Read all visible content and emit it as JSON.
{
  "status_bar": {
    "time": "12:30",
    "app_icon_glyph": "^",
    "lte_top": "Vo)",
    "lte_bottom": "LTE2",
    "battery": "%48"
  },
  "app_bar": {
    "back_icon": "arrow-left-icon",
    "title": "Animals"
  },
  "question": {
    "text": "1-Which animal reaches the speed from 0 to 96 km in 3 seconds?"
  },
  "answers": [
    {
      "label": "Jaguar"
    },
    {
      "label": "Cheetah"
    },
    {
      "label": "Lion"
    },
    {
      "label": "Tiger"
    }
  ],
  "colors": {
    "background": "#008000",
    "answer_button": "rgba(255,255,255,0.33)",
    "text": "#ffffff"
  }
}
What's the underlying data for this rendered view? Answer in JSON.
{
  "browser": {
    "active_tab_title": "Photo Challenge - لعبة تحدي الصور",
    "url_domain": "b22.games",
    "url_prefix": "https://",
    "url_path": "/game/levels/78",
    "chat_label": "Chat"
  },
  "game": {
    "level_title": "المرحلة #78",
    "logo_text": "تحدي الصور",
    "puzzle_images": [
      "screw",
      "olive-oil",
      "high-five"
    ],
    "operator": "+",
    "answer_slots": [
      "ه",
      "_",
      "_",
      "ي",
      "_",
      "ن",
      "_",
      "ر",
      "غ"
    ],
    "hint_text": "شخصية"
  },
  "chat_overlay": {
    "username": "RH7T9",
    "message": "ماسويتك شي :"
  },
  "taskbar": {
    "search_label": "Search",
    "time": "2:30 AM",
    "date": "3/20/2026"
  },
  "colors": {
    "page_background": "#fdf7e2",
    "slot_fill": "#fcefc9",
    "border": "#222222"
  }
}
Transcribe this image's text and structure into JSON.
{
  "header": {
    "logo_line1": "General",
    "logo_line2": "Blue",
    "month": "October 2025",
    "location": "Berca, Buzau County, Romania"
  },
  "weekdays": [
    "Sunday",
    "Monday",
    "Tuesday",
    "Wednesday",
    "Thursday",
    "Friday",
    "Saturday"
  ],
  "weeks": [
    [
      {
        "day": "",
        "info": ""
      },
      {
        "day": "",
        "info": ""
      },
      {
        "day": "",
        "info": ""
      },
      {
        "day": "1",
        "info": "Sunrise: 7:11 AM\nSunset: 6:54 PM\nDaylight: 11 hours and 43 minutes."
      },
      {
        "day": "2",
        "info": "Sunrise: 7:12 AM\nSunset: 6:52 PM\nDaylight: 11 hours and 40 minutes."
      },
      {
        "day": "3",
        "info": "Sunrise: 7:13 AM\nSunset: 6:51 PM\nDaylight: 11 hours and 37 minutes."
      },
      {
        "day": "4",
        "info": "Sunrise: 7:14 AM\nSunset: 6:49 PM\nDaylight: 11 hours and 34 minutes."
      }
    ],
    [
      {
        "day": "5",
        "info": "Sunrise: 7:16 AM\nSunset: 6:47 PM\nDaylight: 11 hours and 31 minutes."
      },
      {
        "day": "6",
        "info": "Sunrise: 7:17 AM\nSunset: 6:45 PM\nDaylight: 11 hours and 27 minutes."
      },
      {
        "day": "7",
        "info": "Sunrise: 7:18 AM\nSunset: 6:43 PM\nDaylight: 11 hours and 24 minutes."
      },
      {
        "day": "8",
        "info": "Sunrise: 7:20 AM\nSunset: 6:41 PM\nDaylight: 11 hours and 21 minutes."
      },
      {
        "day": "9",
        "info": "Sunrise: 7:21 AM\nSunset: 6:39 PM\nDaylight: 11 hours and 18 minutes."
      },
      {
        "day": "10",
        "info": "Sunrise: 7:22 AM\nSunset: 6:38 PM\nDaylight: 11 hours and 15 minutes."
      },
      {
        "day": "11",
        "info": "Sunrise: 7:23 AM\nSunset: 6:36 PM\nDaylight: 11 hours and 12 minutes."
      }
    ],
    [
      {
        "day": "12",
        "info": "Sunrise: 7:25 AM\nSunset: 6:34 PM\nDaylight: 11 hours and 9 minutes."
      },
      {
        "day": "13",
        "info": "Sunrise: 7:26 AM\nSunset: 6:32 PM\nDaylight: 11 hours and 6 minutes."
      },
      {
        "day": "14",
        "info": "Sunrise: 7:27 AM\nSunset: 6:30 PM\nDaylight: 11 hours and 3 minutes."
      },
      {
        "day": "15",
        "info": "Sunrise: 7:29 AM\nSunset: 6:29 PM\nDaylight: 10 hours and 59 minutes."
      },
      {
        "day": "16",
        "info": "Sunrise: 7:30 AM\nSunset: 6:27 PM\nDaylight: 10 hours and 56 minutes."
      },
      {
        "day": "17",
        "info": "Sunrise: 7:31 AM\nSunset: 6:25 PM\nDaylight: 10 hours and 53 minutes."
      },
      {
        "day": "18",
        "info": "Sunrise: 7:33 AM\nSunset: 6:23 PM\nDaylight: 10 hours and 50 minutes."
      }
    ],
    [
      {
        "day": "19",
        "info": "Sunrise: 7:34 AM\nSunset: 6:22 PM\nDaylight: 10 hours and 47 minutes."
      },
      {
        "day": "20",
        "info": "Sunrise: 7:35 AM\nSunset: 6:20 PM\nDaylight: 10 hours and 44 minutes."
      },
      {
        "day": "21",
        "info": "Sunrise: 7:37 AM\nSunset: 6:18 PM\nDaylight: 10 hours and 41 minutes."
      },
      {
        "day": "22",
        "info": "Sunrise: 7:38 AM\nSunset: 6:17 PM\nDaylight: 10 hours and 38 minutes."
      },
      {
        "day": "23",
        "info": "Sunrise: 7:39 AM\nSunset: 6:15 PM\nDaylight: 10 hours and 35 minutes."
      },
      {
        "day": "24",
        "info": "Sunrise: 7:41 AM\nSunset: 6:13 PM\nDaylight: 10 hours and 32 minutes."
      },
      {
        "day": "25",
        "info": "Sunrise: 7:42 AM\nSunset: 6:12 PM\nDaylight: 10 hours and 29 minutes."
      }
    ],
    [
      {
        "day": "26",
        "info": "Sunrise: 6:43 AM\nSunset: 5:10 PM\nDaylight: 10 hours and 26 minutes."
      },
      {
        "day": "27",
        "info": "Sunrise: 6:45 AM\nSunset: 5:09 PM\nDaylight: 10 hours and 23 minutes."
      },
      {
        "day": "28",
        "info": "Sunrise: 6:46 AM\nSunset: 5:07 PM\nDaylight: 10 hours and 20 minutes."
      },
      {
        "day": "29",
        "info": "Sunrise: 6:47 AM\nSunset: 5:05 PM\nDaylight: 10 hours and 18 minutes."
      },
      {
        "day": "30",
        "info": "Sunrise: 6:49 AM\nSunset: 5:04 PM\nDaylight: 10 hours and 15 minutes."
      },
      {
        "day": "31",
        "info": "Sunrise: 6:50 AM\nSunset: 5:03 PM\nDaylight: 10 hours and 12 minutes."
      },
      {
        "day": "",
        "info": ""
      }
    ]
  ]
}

YOUR INSTRUCTIONS
Return, from the data, each line that has the word "تحدي" in it.

SOLUTION TO THE PROBLEM
    "active_tab_title": "Photo Challenge - لعبة تحدي الصور",
    "logo_text": "تحدي الصور",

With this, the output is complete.